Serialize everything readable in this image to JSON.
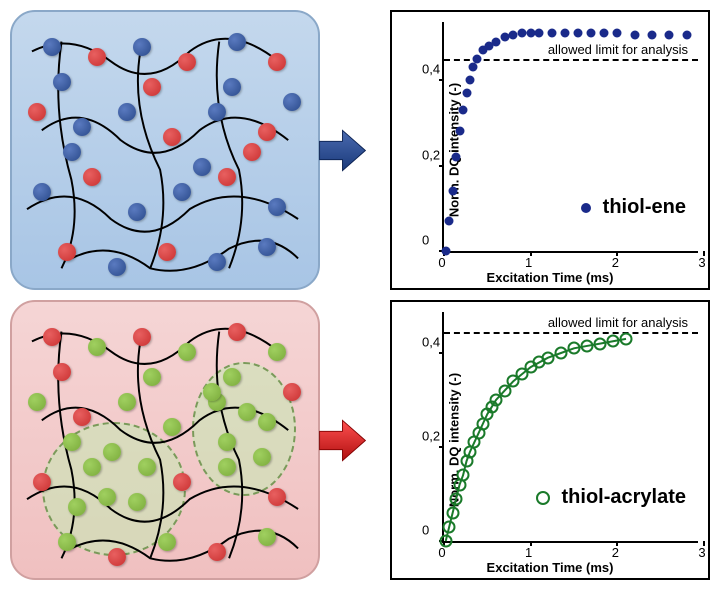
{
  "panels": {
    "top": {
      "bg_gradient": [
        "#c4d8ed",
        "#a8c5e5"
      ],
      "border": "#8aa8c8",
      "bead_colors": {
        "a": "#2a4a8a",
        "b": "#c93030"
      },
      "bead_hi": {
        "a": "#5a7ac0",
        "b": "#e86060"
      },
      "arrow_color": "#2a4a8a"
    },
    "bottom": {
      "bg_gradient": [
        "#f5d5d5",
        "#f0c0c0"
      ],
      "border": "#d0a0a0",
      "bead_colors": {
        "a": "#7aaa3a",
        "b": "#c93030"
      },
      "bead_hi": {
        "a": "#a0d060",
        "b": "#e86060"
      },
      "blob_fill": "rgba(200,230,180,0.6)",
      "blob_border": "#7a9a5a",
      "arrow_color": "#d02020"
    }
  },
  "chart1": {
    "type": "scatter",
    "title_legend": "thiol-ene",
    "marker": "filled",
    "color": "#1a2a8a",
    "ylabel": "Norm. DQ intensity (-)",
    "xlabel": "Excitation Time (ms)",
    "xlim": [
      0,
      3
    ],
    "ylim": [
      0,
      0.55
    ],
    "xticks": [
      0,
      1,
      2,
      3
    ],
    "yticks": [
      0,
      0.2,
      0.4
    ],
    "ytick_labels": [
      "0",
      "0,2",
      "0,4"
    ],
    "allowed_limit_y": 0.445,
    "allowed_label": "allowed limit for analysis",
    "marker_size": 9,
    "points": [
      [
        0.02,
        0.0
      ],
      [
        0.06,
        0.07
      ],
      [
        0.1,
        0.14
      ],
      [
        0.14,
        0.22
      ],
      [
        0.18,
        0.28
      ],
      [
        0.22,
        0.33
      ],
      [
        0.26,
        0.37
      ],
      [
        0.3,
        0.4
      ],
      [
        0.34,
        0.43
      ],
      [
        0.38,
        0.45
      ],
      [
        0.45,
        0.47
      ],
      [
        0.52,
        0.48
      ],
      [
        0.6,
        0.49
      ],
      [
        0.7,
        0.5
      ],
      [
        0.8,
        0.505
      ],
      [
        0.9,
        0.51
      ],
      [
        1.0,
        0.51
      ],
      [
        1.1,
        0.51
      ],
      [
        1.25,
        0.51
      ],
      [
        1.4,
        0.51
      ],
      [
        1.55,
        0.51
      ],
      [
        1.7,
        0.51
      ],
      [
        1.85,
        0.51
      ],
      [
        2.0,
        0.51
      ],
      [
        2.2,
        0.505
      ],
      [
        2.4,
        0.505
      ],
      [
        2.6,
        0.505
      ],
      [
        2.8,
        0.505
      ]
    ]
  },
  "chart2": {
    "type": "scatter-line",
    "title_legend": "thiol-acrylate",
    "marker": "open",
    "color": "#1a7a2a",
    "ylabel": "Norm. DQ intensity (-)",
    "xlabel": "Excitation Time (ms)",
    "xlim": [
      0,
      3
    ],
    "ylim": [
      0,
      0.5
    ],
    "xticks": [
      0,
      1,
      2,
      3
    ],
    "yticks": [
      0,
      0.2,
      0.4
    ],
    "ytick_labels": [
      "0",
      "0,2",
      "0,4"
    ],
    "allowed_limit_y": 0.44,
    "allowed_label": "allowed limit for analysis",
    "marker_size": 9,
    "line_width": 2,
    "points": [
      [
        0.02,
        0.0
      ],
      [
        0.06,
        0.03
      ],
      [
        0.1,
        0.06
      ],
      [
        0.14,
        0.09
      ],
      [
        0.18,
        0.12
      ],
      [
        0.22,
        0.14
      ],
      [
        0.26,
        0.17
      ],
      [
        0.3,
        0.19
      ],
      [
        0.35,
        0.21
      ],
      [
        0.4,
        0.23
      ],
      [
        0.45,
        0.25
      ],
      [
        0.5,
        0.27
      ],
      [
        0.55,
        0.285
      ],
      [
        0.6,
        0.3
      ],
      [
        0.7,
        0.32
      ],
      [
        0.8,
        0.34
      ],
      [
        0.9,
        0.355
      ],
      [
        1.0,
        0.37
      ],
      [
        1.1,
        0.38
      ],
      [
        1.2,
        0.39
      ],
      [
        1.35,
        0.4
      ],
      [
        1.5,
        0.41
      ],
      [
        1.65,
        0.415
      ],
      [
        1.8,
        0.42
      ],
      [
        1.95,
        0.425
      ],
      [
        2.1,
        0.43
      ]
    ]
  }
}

================

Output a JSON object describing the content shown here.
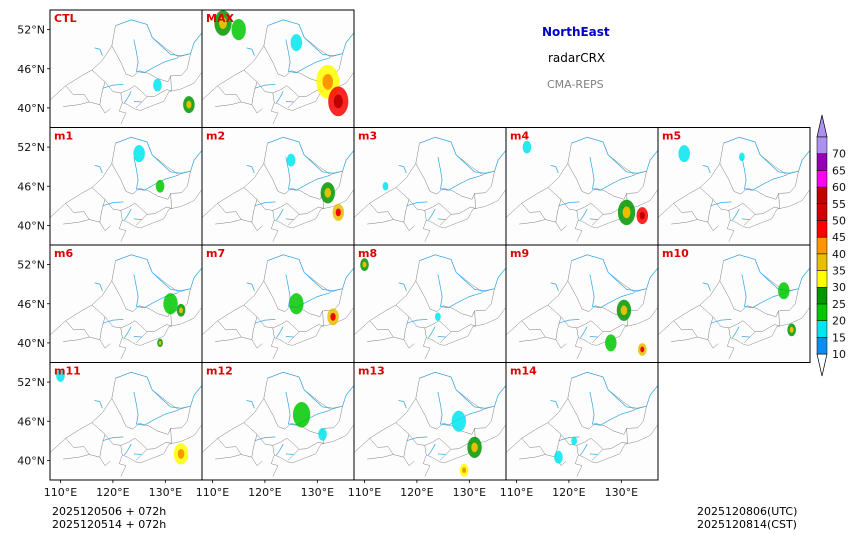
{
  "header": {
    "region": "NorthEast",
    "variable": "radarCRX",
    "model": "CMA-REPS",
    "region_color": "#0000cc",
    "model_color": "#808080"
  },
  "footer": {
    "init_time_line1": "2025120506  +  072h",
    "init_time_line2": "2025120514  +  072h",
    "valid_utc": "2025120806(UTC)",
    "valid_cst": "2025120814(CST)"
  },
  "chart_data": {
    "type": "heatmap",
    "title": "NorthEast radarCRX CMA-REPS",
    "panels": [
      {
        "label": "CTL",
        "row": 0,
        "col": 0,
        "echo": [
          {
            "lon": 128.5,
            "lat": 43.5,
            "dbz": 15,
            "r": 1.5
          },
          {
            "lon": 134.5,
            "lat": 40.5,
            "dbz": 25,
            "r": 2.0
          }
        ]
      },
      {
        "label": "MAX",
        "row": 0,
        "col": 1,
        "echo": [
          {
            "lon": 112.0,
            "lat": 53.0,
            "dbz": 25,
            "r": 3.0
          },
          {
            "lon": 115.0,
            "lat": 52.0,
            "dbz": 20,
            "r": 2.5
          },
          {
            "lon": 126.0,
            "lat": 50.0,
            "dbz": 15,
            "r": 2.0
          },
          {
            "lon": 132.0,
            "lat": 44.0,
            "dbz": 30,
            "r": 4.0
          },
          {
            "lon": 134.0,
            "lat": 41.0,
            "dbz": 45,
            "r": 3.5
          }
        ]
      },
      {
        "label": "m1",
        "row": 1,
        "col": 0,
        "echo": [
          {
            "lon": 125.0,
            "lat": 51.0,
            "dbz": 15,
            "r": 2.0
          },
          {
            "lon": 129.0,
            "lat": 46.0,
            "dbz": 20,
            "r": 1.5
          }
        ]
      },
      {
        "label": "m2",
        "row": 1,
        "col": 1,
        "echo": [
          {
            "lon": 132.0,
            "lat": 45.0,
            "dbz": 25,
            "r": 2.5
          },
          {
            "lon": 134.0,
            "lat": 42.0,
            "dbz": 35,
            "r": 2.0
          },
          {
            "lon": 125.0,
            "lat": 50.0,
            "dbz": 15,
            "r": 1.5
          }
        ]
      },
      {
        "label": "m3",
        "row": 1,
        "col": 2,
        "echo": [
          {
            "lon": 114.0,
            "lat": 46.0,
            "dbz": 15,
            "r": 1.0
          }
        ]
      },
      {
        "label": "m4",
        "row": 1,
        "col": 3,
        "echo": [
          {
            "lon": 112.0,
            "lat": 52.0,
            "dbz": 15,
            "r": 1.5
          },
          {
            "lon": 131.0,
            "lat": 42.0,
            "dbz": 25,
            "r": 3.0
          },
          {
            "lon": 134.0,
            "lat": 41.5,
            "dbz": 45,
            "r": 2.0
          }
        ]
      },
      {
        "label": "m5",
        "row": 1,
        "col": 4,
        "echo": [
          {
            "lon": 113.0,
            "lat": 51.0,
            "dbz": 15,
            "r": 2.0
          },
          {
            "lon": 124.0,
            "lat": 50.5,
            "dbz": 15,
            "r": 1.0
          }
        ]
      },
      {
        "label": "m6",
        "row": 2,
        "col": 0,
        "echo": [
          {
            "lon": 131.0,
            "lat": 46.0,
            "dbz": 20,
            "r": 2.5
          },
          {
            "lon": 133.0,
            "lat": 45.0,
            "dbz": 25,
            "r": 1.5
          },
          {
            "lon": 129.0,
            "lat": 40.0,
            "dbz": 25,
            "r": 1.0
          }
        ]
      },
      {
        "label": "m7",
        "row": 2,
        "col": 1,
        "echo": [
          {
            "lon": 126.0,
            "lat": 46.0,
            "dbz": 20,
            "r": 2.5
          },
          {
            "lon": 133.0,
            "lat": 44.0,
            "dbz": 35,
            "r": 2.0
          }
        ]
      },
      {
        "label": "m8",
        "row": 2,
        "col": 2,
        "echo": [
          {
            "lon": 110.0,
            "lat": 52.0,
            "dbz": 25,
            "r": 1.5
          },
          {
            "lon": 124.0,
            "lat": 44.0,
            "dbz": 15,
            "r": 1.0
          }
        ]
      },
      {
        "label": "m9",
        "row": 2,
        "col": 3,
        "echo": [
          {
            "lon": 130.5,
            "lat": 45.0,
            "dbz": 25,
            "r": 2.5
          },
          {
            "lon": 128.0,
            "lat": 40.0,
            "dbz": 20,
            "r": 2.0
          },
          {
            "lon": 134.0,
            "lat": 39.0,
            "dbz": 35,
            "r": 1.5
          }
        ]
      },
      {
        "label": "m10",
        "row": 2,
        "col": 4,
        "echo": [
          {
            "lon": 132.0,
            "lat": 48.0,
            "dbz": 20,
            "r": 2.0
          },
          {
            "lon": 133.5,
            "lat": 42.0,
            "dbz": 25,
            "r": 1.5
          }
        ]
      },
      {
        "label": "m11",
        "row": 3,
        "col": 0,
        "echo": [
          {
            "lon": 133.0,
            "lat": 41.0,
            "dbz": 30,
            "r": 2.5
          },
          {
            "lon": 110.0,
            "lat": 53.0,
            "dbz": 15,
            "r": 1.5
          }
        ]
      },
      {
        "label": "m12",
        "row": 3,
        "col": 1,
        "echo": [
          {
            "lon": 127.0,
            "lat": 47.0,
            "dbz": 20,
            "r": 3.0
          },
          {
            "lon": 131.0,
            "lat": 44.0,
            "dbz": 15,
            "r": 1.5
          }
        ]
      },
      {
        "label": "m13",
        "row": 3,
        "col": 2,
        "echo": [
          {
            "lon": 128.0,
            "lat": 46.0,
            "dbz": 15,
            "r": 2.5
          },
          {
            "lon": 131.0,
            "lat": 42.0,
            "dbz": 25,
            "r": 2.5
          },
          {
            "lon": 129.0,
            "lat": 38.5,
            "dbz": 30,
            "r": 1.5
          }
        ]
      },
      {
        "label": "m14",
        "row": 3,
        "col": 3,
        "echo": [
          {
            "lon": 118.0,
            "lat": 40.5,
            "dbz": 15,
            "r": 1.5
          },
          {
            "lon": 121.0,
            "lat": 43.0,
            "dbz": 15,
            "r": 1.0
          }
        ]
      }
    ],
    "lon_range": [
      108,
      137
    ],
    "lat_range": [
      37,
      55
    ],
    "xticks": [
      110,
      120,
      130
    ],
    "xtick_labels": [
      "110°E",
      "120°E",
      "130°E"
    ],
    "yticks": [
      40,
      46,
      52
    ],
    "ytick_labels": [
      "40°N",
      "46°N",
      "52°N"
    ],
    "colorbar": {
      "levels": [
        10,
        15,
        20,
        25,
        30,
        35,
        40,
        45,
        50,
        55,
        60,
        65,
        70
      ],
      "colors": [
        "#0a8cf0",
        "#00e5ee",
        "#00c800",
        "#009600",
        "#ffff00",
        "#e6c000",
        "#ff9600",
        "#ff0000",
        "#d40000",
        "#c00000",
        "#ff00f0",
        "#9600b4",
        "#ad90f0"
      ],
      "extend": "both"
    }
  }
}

================

Filter the entries above down to the lines containing the word "type".

== Solution for this problem ==
    "type": "scatter",
    "type": "scatter-line",
    "type": "heatmap",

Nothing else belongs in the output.